* Record extracts *

====

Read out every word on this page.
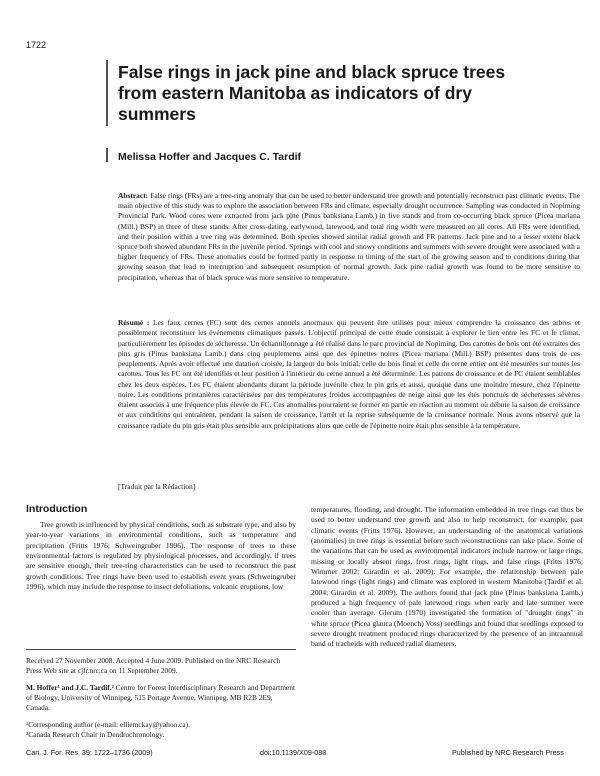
1722
False rings in jack pine and black spruce trees from eastern Manitoba as indicators of dry summers
Melissa Hoffer and Jacques C. Tardif

Abstract: False rings (FRs) are a tree-ring anomaly that can be used to better understand tree growth and potentially reconstruct past climatic events. The main objective of this study was to explore the association between FRs and climate, especially drought occurrence. Sampling was conducted in Nopiming Provincial Park. Wood cores were extracted from jack pine (Pinus banksiana Lamb.) in five stands and from co-occurring black spruce (Picea mariana (Mill.) BSP) in three of these stands. After cross-dating, earlywood, latewood, and total ring width were measured on all cores. All FRs were identified, and their position within a tree ring was determined. Both species showed similar radial growth and FR patterns. Jack pine and to a lesser extent black spruce both showed abundant FRs in the juvenile period. Springs with cool and snowy conditions and summers with severe drought were associated with a higher frequency of FRs. These anomalies could be formed partly in response to timing of the start of the growing season and to conditions during that growing season that lead to interruption and subsequent resumption of normal growth. Jack pine radial growth was found to be more sensitive to precipitation, whereas that of black spruce was more sensitive to temperature.

Résumé : Les faux cernes (FC) sont des cernes annuels anormaux qui peuvent être utilisés pour mieux comprendre la croissance des arbres et possiblement reconstituer les événements climatiques passés. L'objectif principal de cette étude consistait à explorer le lien entre les FC et le climat, particulièrement les épisodes de sécheresse. Un échantillonnage a été réalisé dans le parc provincial de Nopiming. Des carottes de bois ont été extraites des pins gris (Pinus banksiana Lamb.) dans cinq peuplements ainsi que des épinettes noires (Picea mariana (Mill.) BSP) présentes dans trois de ces peuplements. Après avoir effectué une datation croisée, la largeur du bois initial, celle du bois final et celle du cerne entier ont été mesurées sur toutes les carottes. Tous les FC ont été identifiés et leur position à l'intérieur du cerne annuel a été déterminée. Les patrons de croissance et de FC étaient semblables chez les deux espèces. Les FC étaient abondants durant la période juvénile chez le pin gris et aussi, quoique dans une moindre mesure, chez l'épinette noire. Les conditions printanières caractérisées par des températures froides accompagnées de neige ainsi que les étés ponctués de sécheresses sévères étaient associés à une fréquence plus élevée de FC. Ces anomalies pourraient se former en partie en réaction au moment où débute la saison de croissance et aux conditions qui entraînent, pendant la saison de croissance, l'arrêt et la reprise subséquente de la croissance normale. Nous avons observé que la croissance radiale du pin gris était plus sensible aux précipitations alors que celle de l'épinette noire était plus sensible à la température.

[Traduit par la Rédaction]
Introduction

Tree growth is influenced by physical conditions, such as substrate type, and also by year-to-year variations in environmental conditions, such as temperature and precipitation (Fritts 1976; Schweingruber 1996). The response of trees to these environmental factors is regulated by physiological processes, and accordingly, if trees are sensitive enough, their tree-ring characteristics can be used to reconstruct the past growth conditions. Tree rings have been used to establish event years (Schweingruber 1996), which may include the response to insect defoliations, volcanic eruptions, low

temperatures, flooding, and drought. The information embedded in tree rings can thus be used to better understand tree growth and also to help reconstruct, for example, past climatic events (Fritts 1976). However, an understanding of the anatomical variations (anomalies) in tree rings is essential before such reconstructions can take place. Some of the variations that can be used as environmental indicators include narrow or large rings, missing or locally absent rings, frost rings, light rings, and false rings (Fritts 1976; Wimmer 2002; Girardin et al. 2009). For example, the relationship between pale latewood rings (light rings) and climate was explored in western Manitoba (Tardif et al. 2004; Girardin et al. 2009). The authors found that jack pine (Pinus banksiana Lamb.) produced a high frequency of pale latewood rings when early and late summer were cooler than average. Glerum (1970) investigated the formation of "drought rings" in white spruce (Picea glauca (Moench) Voss) seedlings and found that seedlings exposed to severe drought treatment produced rings characterized by the presence of an intraannual band of tracheids with reduced radial diameters.

Received 27 November 2008. Accepted 4 June 2009. Published on the NRC Research Press Web site at cjfr.nrc.ca on 11 September 2009.

M. Hoffer¹ and J.C. Tardif.² Centre for Forest Interdisciplinary Research and Department of Biology, University of Winnipeg, 515 Portage Avenue, Winnipeg, MB R2B 2E9, Canada.

¹Corresponding author (e-mail: elliemckay@yahoo.ca).
²Canada Research Chair in Dendrochronology.
Can. J. For. Res. 39: 1722–1736 (2009)	doi:10.1139/X09-088	Published by NRC Research Press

====

* Short exercise *
All of the data above should be transcribed verbatim, with pictures omitted.

* Expected answer *
Read out every word on this page.
1722
False rings in jack pine and black spruce trees from eastern Manitoba as indicators of dry summers
Melissa Hoffer and Jacques C. Tardif

Abstract: False rings (FRs) are a tree-ring anomaly that can be used to better understand tree growth and potentially reconstruct past climatic events. The main objective of this study was to explore the association between FRs and climate, especially drought occurrence. Sampling was conducted in Nopiming Provincial Park. Wood cores were extracted from jack pine (Pinus banksiana Lamb.) in five stands and from co-occurring black spruce (Picea mariana (Mill.) BSP) in three of these stands. After cross-dating, earlywood, latewood, and total ring width were measured on all cores. All FRs were identified, and their position within a tree ring was determined. Both species showed similar radial growth and FR patterns. Jack pine and to a lesser extent black spruce both showed abundant FRs in the juvenile period. Springs with cool and snowy conditions and summers with severe drought were associated with a higher frequency of FRs. These anomalies could be formed partly in response to timing of the start of the growing season and to conditions during that growing season that lead to interruption and subsequent resumption of normal growth. Jack pine radial growth was found to be more sensitive to precipitation, whereas that of black spruce was more sensitive to temperature.

Résumé : Les faux cernes (FC) sont des cernes annuels anormaux qui peuvent être utilisés pour mieux comprendre la croissance des arbres et possiblement reconstituer les événements climatiques passés. L'objectif principal de cette étude consistait à explorer le lien entre les FC et le climat, particulièrement les épisodes de sécheresse. Un échantillonnage a été réalisé dans le parc provincial de Nopiming. Des carottes de bois ont été extraites des pins gris (Pinus banksiana Lamb.) dans cinq peuplements ainsi que des épinettes noires (Picea mariana (Mill.) BSP) présentes dans trois de ces peuplements. Après avoir effectué une datation croisée, la largeur du bois initial, celle du bois final et celle du cerne entier ont été mesurées sur toutes les carottes. Tous les FC ont été identifiés et leur position à l'intérieur du cerne annuel a été déterminée. Les patrons de croissance et de FC étaient semblables chez les deux espèces. Les FC étaient abondants durant la période juvénile chez le pin gris et aussi, quoique dans une moindre mesure, chez l'épinette noire. Les conditions printanières caractérisées par des températures froides accompagnées de neige ainsi que les étés ponctués de sécheresses sévères étaient associés à une fréquence plus élevée de FC. Ces anomalies pourraient se former en partie en réaction au moment où débute la saison de croissance et aux conditions qui entraînent, pendant la saison de croissance, l'arrêt et la reprise subséquente de la croissance normale. Nous avons observé que la croissance radiale du pin gris était plus sensible aux précipitations alors que celle de l'épinette noire était plus sensible à la température.

[Traduit par la Rédaction]
Introduction

Tree growth is influenced by physical conditions, such as substrate type, and also by year-to-year variations in environmental conditions, such as temperature and precipitation (Fritts 1976; Schweingruber 1996). The response of trees to these environmental factors is regulated by physiological processes, and accordingly, if trees are sensitive enough, their tree-ring characteristics can be used to reconstruct the past growth conditions. Tree rings have been used to establish event years (Schweingruber 1996), which may include the response to insect defoliations, volcanic eruptions, low

temperatures, flooding, and drought. The information embedded in tree rings can thus be used to better understand tree growth and also to help reconstruct, for example, past climatic events (Fritts 1976). However, an understanding of the anatomical variations (anomalies) in tree rings is essential before such reconstructions can take place. Some of the variations that can be used as environmental indicators include narrow or large rings, missing or locally absent rings, frost rings, light rings, and false rings (Fritts 1976; Wimmer 2002; Girardin et al. 2009). For example, the relationship between pale latewood rings (light rings) and climate was explored in western Manitoba (Tardif et al. 2004; Girardin et al. 2009). The authors found that jack pine (Pinus banksiana Lamb.) produced a high frequency of pale latewood rings when early and late summer were cooler than average. Glerum (1970) investigated the formation of "drought rings" in white spruce (Picea glauca (Moench) Voss) seedlings and found that seedlings exposed to severe drought treatment produced rings characterized by the presence of an intraannual band of tracheids with reduced radial diameters.

Received 27 November 2008. Accepted 4 June 2009. Published on the NRC Research Press Web site at cjfr.nrc.ca on 11 September 2009.

M. Hoffer¹ and J.C. Tardif.² Centre for Forest Interdisciplinary Research and Department of Biology, University of Winnipeg, 515 Portage Avenue, Winnipeg, MB R2B 2E9, Canada.

¹Corresponding author (e-mail: elliemckay@yahoo.ca).
²Canada Research Chair in Dendrochronology.
Can. J. For. Res. 39: 1722–1736 (2009)	doi:10.1139/X09-088	Published by NRC Research Press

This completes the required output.